------ Supplied records

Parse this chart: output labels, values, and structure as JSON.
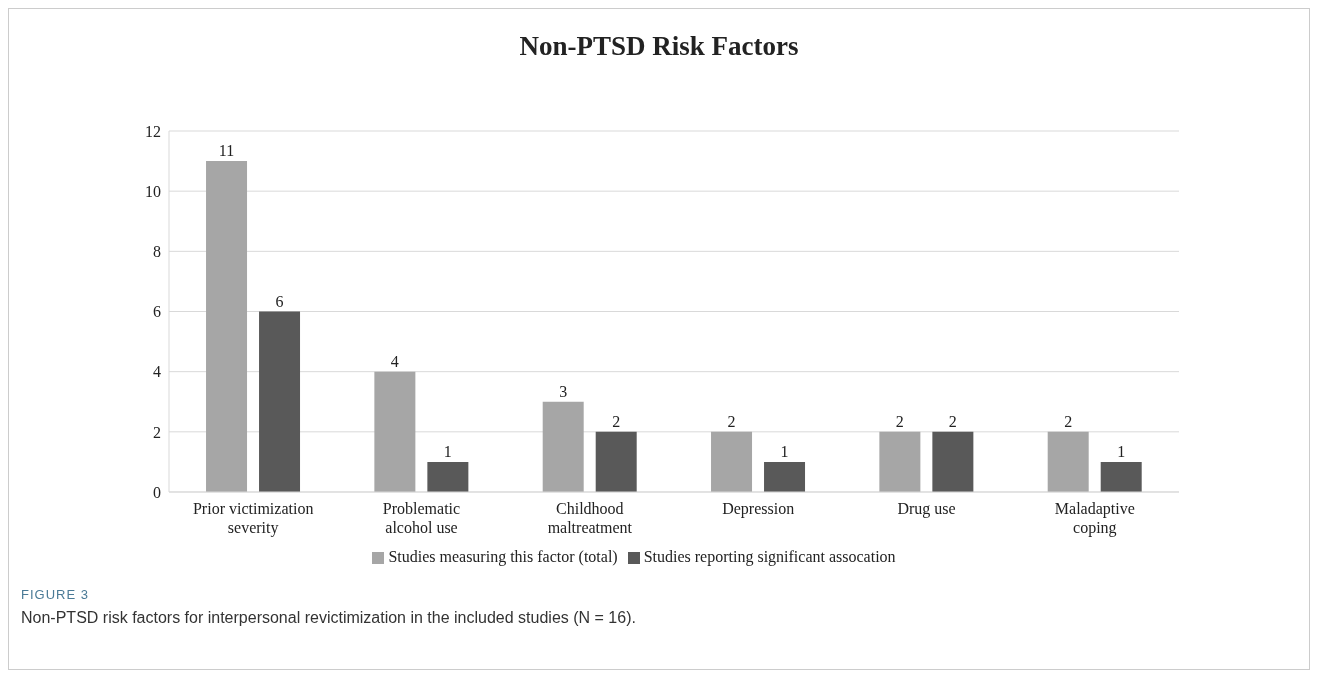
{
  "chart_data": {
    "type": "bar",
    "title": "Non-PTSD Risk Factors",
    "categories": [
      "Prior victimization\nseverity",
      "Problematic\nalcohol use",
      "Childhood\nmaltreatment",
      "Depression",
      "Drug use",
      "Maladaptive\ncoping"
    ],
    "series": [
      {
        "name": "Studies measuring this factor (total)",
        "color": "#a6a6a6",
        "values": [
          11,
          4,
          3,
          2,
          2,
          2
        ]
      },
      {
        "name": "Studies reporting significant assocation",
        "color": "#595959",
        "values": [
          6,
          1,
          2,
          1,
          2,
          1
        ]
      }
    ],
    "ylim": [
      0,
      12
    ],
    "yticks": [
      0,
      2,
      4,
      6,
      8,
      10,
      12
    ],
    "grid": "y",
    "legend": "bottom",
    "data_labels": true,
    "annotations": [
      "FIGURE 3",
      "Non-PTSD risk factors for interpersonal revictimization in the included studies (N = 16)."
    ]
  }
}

------------
------ Supplied records

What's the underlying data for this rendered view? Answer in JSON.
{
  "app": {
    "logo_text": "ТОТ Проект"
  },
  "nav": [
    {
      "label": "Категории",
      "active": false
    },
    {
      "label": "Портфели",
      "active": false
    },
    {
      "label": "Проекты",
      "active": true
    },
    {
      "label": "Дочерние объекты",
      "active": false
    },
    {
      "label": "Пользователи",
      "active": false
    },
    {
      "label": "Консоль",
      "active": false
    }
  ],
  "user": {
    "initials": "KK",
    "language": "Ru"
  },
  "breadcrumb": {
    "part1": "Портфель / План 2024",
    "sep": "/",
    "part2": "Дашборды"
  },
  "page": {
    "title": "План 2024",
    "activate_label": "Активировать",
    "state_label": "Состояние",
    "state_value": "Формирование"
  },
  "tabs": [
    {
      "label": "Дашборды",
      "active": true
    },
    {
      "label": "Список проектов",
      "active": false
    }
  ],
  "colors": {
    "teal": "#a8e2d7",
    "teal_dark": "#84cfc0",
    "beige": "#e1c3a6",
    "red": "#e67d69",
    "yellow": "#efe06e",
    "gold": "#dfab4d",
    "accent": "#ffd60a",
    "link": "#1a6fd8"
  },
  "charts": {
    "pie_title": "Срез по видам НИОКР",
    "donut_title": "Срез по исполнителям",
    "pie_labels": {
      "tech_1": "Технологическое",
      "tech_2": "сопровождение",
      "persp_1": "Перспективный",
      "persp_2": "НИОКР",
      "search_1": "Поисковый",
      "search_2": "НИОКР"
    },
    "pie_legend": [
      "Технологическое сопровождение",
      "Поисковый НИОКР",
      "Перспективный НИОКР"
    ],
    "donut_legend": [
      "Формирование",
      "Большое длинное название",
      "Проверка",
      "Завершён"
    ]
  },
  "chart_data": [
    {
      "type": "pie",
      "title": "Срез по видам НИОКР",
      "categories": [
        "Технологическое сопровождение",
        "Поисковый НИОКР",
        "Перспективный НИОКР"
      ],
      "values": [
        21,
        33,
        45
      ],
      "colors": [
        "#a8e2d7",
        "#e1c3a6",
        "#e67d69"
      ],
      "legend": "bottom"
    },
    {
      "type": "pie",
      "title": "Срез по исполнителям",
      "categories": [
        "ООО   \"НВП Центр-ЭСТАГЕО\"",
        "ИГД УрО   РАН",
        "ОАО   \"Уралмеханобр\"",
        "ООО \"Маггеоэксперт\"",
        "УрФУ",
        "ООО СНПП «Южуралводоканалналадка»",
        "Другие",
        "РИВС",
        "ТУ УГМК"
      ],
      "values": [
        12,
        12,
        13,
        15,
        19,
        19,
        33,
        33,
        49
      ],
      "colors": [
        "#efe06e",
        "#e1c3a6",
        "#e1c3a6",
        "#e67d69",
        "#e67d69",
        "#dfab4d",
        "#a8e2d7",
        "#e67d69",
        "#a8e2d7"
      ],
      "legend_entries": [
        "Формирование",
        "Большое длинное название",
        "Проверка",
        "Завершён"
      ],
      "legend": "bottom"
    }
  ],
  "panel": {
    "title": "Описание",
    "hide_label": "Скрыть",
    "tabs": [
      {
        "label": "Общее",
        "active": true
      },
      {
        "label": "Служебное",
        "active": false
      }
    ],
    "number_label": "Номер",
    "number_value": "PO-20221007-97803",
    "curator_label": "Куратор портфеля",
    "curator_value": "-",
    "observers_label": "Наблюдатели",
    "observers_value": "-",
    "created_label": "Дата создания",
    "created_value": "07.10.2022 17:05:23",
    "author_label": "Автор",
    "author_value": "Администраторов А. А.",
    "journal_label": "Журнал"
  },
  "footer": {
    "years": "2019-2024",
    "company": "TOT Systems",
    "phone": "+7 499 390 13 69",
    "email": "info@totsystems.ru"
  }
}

------------

• Objective:
In the listing above, find the lines holding the word "видам" and copy them.

• Task solution:
    "pie_title": "Срез по видам НИОКР",
      "title": "Срез по видам НИОКР",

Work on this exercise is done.